Show all lines holding "then".

***

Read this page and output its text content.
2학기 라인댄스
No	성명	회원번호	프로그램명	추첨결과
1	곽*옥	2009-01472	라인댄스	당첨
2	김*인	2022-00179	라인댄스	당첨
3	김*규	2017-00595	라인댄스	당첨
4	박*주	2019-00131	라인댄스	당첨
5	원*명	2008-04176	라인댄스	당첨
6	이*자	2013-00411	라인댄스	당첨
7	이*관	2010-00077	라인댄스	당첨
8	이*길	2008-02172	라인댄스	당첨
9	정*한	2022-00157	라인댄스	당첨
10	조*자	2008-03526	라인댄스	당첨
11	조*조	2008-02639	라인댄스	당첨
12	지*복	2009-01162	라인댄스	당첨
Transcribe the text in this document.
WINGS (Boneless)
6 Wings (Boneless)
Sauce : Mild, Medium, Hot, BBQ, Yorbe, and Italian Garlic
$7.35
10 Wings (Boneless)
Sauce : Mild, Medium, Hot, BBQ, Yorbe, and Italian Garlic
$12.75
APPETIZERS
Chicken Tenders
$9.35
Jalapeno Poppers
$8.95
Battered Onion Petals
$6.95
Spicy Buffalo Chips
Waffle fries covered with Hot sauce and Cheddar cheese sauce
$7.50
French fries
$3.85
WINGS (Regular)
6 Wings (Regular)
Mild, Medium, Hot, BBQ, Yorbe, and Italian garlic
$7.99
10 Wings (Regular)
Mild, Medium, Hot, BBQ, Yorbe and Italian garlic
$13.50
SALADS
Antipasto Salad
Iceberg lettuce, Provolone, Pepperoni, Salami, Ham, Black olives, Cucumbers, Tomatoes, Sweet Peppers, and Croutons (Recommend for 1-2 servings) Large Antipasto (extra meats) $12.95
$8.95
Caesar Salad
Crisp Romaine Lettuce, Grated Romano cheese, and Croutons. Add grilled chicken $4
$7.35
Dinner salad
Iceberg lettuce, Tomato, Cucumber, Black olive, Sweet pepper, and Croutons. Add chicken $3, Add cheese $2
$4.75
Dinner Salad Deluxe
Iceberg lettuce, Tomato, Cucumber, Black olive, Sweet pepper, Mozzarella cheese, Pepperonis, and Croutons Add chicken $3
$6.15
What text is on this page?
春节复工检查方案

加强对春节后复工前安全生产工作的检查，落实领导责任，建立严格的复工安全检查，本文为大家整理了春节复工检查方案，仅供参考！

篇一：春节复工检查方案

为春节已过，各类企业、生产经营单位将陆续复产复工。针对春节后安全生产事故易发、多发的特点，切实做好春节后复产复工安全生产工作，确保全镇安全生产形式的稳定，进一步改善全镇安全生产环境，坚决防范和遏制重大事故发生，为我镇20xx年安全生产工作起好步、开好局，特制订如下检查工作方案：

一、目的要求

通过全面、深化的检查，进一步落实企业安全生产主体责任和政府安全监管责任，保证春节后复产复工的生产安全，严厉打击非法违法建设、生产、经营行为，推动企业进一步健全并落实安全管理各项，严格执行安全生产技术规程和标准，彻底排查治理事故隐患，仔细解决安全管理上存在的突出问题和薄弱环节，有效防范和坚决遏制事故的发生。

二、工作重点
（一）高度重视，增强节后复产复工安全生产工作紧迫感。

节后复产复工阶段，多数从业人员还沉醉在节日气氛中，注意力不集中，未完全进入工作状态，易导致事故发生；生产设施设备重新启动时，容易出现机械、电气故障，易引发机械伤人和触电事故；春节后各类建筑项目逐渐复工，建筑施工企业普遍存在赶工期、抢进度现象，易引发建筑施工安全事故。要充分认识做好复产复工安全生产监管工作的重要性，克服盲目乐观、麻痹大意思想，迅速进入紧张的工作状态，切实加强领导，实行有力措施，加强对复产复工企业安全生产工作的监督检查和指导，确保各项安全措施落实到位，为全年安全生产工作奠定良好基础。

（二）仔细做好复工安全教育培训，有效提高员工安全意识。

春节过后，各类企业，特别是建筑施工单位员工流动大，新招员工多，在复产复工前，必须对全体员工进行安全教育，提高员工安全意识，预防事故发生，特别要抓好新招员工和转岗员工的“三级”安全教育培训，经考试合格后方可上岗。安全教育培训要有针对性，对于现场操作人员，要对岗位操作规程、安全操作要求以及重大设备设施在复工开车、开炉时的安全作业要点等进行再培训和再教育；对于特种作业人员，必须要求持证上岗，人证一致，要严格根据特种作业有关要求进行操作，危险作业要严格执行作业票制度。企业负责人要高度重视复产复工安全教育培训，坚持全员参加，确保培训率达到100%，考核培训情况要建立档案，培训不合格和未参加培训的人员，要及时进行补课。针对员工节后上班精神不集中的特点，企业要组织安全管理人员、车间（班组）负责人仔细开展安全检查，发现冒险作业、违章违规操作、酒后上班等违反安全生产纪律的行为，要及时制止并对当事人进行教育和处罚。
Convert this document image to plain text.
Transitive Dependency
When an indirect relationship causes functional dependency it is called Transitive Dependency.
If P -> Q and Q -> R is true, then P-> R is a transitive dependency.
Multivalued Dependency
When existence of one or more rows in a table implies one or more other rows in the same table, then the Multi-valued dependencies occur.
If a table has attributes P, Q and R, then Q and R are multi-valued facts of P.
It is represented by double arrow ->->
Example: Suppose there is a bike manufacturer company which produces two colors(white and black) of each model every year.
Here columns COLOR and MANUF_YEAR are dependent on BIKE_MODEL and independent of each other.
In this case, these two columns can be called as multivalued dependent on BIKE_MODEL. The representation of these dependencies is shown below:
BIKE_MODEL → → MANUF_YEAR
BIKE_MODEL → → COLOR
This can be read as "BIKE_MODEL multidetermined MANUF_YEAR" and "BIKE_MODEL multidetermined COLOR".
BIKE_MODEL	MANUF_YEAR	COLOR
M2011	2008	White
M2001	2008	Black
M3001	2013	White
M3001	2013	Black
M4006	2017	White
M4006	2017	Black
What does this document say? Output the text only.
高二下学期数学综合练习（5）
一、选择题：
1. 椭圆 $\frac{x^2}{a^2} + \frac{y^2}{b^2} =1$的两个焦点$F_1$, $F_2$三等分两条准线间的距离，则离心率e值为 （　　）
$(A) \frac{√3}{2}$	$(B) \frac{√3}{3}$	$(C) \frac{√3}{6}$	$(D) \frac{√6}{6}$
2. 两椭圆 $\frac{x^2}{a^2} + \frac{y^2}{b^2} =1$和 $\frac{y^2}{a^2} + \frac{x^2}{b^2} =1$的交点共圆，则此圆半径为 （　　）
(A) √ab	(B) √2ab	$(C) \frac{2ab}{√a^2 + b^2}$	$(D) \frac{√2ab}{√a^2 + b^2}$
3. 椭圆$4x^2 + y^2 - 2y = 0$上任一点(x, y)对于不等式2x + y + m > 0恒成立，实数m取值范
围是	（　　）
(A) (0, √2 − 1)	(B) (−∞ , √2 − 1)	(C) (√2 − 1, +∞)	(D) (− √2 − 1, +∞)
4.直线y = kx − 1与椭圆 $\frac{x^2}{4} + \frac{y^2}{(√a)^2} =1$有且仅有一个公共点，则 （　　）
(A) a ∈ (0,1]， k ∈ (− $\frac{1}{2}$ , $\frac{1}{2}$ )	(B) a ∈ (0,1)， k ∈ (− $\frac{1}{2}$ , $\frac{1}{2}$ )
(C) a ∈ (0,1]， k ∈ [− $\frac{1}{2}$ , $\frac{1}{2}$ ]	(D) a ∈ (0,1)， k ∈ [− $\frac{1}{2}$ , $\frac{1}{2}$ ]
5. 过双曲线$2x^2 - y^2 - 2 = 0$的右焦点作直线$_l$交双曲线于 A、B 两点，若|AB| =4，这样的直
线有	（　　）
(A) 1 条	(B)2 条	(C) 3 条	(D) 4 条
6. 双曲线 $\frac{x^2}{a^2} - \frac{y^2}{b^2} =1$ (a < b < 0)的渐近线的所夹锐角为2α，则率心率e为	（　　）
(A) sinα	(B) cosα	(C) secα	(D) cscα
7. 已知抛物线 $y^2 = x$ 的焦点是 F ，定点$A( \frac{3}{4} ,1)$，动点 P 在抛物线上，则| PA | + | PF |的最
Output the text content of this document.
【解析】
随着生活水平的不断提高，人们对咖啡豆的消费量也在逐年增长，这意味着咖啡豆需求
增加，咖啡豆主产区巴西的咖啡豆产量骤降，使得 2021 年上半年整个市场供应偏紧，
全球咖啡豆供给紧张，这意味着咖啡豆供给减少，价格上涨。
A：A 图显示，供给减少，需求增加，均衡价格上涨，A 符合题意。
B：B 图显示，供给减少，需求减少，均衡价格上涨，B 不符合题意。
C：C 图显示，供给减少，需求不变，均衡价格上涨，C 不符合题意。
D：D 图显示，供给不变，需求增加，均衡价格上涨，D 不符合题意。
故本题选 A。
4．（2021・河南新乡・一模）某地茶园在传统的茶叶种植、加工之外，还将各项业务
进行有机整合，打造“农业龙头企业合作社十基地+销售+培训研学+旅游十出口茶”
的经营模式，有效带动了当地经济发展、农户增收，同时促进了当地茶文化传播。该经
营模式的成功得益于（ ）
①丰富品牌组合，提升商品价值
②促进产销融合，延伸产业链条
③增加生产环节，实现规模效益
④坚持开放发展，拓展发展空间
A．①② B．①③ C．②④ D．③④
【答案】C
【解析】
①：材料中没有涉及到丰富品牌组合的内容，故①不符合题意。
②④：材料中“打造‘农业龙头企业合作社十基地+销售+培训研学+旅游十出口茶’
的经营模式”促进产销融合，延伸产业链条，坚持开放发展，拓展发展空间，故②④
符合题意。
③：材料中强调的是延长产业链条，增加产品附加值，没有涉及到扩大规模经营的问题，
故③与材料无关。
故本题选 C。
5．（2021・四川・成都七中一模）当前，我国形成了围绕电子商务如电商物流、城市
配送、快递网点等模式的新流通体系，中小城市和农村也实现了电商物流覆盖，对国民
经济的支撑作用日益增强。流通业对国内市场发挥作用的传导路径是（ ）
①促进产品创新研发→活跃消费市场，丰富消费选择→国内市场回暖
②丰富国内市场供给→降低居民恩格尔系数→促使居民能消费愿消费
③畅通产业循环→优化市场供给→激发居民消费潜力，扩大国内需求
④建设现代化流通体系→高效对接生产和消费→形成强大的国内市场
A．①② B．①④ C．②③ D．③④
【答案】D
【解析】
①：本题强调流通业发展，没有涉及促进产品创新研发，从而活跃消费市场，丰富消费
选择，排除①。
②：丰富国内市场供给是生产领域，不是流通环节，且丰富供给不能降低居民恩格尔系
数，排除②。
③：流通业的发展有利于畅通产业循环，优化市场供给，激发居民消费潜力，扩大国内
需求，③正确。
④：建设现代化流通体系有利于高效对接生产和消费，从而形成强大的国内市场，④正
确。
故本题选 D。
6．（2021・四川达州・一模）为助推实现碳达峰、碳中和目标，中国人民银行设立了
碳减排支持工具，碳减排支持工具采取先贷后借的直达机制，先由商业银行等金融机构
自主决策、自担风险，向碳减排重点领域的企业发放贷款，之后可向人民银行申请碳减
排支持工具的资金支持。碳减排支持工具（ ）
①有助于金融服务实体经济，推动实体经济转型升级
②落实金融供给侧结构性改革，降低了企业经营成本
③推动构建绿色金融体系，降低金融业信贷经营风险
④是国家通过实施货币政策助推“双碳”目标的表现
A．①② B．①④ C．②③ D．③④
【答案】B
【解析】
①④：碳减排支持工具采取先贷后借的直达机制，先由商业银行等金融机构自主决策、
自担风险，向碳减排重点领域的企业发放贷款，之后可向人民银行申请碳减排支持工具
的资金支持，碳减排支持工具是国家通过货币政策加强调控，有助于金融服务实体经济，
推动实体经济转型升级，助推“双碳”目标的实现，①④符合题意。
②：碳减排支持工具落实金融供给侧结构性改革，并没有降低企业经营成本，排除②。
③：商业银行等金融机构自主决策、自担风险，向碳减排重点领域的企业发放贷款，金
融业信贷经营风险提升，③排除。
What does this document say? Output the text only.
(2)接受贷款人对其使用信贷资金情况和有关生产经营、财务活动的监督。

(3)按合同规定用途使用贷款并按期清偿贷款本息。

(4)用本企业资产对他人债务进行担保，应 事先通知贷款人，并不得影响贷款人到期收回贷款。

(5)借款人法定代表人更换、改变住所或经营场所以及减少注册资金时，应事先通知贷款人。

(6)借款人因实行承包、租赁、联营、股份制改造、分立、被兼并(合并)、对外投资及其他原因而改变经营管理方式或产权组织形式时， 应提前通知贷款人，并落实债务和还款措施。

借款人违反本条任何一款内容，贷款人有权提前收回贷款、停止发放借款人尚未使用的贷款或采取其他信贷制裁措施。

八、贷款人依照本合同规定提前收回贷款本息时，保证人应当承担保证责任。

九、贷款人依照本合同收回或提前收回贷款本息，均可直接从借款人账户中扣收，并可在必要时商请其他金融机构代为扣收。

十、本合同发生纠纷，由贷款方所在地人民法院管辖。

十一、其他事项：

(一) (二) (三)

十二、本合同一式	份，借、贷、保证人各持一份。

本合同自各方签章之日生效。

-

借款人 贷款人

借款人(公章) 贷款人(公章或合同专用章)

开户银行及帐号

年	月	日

***

Written solution:
If P -> Q and Q -> R is true, then P-> R is a transitive dependency.
When existence of one or more rows in a table implies one or more other rows in the same table, then the Multi-valued dependencies occur.
If a table has attributes P, Q and R, then Q and R are multi-valued facts of P.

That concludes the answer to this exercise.